STATED TASK ::
Identify all lines in the data containing the string "tlaku". Copy them out.

RECORDS SUPPLIED ::
+--

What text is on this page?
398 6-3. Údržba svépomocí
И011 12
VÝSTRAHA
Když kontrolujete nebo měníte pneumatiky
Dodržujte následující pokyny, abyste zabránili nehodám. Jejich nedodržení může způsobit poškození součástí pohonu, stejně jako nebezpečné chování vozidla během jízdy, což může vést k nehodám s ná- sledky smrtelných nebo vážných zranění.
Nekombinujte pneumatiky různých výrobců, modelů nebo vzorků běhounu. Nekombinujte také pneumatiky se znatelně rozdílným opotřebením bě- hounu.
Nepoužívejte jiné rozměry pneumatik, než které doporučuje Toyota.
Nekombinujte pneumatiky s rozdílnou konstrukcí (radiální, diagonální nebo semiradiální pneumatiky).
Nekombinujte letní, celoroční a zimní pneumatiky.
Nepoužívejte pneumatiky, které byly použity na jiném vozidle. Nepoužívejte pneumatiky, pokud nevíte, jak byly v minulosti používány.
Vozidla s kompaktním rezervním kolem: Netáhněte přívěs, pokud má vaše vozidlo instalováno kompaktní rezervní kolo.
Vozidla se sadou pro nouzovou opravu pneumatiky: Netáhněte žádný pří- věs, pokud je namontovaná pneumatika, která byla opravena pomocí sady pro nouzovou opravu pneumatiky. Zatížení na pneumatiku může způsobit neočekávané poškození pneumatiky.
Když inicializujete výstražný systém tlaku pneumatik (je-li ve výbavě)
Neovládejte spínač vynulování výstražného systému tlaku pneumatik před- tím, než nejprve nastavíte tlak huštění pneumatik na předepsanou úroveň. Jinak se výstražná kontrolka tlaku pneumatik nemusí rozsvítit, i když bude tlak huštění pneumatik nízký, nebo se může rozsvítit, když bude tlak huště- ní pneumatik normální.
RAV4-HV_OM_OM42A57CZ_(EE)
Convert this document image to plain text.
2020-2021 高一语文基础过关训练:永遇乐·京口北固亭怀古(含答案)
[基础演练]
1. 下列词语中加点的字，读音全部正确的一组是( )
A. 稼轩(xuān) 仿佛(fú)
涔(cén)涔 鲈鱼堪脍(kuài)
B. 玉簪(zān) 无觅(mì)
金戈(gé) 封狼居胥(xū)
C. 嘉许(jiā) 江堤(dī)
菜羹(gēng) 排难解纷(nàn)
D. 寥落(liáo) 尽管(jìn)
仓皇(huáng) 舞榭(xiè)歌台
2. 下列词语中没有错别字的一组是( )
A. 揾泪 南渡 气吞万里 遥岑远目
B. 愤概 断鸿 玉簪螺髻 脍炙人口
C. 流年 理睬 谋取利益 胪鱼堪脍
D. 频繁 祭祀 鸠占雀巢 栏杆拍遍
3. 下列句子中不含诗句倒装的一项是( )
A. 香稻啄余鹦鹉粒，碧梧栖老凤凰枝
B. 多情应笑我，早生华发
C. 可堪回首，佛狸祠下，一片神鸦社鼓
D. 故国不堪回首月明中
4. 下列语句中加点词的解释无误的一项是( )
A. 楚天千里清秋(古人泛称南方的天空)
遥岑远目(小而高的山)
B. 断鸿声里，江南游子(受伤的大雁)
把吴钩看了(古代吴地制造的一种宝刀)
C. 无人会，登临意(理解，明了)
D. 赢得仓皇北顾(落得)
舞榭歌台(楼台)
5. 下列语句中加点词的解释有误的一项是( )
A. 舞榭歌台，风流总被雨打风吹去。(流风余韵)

+--

RESPONSE ::
Když inicializujete výstražný systém tlaku pneumatik (je-li ve výbavě)
Neovládejte spínač vynulování výstražného systému tlaku pneumatik před- tím, než nejprve nastavíte tlak huštění pneumatik na předepsanou úroveň. Jinak se výstražná kontrolka tlaku pneumatik nemusí rozsvítit, i když bude tlak huštění pneumatik nízký, nebo se může rozsvítit, když bude tlak huště- ní pneumatik normální.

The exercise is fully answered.